+++ THE RECORDS +++
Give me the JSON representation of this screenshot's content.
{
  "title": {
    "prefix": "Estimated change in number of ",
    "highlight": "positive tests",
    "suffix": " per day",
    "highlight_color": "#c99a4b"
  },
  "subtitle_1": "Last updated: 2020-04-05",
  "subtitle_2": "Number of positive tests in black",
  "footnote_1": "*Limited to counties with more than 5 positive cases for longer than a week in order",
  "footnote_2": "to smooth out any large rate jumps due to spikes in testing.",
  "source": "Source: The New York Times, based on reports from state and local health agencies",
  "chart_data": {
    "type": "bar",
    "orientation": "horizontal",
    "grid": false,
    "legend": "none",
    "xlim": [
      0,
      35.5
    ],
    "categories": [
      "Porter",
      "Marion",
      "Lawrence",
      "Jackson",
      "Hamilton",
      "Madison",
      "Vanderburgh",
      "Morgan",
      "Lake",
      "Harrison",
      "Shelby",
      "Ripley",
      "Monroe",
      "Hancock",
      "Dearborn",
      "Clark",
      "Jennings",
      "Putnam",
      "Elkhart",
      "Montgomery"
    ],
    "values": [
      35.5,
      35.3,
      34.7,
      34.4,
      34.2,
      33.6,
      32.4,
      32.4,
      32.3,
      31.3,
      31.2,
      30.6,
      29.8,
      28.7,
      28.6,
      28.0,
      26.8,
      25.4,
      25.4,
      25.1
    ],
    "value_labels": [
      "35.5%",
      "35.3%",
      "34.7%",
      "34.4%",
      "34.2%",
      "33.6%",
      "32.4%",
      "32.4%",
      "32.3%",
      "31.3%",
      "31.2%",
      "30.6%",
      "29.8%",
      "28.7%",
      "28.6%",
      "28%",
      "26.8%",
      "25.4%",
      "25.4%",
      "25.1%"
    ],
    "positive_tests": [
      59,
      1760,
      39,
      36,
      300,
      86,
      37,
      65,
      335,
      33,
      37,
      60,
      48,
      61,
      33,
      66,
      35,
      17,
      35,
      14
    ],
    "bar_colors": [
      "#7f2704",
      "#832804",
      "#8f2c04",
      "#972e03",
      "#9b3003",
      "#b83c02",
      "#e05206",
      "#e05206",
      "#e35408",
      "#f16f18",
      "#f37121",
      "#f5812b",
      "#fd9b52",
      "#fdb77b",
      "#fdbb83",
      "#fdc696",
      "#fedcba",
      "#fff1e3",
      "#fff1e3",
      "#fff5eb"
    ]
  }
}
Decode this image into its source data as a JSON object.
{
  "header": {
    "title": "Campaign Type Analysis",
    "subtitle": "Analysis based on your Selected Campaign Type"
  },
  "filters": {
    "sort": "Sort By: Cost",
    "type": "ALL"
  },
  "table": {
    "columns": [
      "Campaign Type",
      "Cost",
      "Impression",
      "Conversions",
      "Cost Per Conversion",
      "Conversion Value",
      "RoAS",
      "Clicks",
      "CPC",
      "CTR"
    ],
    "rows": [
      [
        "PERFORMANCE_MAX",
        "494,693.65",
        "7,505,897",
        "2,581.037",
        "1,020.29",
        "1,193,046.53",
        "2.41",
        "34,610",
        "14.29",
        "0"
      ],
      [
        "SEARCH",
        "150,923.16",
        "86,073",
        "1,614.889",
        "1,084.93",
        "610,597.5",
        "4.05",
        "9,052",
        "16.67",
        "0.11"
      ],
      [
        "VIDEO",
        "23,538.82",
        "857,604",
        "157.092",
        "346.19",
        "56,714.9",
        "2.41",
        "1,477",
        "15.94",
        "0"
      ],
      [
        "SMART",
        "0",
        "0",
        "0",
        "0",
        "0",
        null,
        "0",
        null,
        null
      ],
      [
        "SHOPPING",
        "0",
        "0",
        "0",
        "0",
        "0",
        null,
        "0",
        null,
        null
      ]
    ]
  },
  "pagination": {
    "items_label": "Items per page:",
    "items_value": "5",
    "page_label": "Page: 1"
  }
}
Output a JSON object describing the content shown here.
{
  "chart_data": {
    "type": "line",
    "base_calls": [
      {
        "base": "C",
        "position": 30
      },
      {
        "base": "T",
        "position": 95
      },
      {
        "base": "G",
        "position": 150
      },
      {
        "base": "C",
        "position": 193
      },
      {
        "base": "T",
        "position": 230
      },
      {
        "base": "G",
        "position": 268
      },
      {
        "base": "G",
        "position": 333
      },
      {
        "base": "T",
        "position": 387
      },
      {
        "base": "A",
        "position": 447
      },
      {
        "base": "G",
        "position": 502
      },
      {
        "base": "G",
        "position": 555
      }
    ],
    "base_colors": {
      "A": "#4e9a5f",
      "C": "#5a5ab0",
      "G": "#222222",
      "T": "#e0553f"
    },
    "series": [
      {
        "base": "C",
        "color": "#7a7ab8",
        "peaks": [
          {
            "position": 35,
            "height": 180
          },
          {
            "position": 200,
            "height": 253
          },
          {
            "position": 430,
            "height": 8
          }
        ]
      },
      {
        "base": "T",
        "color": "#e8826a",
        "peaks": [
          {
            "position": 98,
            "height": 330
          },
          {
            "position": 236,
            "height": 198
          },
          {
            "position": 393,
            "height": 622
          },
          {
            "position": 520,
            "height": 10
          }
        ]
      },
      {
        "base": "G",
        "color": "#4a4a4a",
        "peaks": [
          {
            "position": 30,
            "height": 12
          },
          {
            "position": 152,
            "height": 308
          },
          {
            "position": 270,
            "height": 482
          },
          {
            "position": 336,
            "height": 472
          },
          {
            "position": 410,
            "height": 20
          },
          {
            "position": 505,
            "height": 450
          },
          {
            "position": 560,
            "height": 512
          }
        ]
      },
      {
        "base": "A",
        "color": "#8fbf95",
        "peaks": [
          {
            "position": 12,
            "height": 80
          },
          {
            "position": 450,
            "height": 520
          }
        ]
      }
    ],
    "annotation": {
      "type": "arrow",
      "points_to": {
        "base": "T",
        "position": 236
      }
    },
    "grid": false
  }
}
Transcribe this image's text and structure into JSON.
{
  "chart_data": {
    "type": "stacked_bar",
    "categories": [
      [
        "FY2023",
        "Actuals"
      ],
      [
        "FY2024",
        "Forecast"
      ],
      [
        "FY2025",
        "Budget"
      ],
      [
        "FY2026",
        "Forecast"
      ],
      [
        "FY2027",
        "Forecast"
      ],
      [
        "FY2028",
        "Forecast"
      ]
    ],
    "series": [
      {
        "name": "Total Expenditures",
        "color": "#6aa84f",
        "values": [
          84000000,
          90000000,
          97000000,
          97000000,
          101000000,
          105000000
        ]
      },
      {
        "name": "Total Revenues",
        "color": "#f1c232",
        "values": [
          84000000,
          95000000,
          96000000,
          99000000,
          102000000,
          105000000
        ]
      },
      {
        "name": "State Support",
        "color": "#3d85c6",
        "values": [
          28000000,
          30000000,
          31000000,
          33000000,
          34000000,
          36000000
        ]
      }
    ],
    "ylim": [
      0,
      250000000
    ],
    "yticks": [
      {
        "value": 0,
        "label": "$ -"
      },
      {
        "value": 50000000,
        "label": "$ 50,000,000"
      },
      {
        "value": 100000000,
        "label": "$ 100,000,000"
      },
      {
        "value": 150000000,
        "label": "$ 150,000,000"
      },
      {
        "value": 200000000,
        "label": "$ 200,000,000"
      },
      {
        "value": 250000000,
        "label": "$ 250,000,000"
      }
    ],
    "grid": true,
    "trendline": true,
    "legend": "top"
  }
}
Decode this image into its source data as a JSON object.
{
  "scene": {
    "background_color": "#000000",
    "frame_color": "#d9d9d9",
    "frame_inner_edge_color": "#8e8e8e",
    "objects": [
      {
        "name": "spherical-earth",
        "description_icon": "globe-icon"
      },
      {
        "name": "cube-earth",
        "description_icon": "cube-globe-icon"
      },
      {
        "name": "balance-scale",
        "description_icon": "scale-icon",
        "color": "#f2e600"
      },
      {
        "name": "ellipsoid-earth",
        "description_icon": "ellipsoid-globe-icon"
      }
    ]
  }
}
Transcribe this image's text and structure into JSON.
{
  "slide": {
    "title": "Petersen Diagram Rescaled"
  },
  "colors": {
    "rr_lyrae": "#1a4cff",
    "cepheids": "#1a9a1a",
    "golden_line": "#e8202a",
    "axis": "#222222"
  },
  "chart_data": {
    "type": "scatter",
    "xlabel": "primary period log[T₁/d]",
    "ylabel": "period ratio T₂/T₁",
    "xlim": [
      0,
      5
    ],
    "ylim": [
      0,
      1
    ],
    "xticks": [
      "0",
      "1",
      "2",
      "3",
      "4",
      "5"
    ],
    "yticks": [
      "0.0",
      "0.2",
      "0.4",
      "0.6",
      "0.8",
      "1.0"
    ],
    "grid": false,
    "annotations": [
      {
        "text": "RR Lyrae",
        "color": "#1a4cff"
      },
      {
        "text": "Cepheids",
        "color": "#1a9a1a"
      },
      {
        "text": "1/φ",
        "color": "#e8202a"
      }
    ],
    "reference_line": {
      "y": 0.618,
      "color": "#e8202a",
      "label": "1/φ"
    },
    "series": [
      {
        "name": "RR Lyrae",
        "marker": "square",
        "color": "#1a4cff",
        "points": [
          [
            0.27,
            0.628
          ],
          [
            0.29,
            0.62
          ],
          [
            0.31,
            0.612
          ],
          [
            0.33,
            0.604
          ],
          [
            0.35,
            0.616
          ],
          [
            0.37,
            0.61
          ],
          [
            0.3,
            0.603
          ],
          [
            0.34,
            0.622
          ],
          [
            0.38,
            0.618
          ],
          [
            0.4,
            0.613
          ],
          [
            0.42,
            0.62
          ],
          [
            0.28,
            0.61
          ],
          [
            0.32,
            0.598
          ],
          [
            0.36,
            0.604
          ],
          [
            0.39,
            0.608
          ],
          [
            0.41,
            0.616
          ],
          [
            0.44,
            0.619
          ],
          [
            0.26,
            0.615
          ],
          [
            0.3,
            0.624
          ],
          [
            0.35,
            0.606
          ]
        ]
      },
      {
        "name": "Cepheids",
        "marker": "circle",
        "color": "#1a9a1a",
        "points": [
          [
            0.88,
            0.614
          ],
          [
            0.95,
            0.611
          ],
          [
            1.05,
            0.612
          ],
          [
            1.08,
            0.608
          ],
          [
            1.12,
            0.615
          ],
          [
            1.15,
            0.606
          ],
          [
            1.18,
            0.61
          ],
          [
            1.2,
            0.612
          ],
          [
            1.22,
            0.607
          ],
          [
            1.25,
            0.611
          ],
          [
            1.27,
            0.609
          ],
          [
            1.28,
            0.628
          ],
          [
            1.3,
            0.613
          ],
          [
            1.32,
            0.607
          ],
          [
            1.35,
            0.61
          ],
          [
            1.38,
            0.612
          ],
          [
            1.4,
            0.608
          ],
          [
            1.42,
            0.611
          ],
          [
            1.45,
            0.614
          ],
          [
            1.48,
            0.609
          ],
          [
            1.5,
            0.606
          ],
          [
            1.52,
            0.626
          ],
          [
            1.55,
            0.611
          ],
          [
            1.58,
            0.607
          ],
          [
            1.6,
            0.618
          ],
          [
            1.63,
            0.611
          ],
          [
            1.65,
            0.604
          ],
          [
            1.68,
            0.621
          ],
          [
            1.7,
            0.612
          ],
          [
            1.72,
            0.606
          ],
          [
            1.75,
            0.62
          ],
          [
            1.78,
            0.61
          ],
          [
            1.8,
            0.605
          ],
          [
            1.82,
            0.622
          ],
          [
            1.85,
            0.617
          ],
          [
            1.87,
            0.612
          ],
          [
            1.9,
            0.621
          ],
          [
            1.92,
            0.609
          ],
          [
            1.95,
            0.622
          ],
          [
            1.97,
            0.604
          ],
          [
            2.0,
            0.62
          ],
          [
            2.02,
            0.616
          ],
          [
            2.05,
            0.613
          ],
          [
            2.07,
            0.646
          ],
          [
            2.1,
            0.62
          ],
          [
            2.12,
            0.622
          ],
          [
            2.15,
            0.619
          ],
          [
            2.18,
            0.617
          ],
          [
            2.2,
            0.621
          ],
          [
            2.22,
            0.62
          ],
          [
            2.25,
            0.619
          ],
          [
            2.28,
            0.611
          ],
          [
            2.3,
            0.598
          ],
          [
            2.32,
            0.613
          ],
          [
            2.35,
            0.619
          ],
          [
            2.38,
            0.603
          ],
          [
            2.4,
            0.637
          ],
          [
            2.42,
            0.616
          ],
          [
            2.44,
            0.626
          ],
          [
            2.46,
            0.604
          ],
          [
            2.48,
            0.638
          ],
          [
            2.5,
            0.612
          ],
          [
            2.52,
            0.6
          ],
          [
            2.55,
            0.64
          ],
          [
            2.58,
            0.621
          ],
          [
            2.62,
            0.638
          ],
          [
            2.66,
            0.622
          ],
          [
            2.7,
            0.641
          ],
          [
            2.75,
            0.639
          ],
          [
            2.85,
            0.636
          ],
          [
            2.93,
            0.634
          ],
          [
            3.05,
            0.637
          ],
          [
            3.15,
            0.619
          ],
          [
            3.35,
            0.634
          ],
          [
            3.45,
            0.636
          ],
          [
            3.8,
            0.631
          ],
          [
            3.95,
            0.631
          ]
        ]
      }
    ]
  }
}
+++
**THE PROBLEM:** From the entries above, pull out each line that includes "cube".

**WRITTEN SOLUTION:**
        "name": "cube-earth",
        "description_icon": "cube-globe-icon"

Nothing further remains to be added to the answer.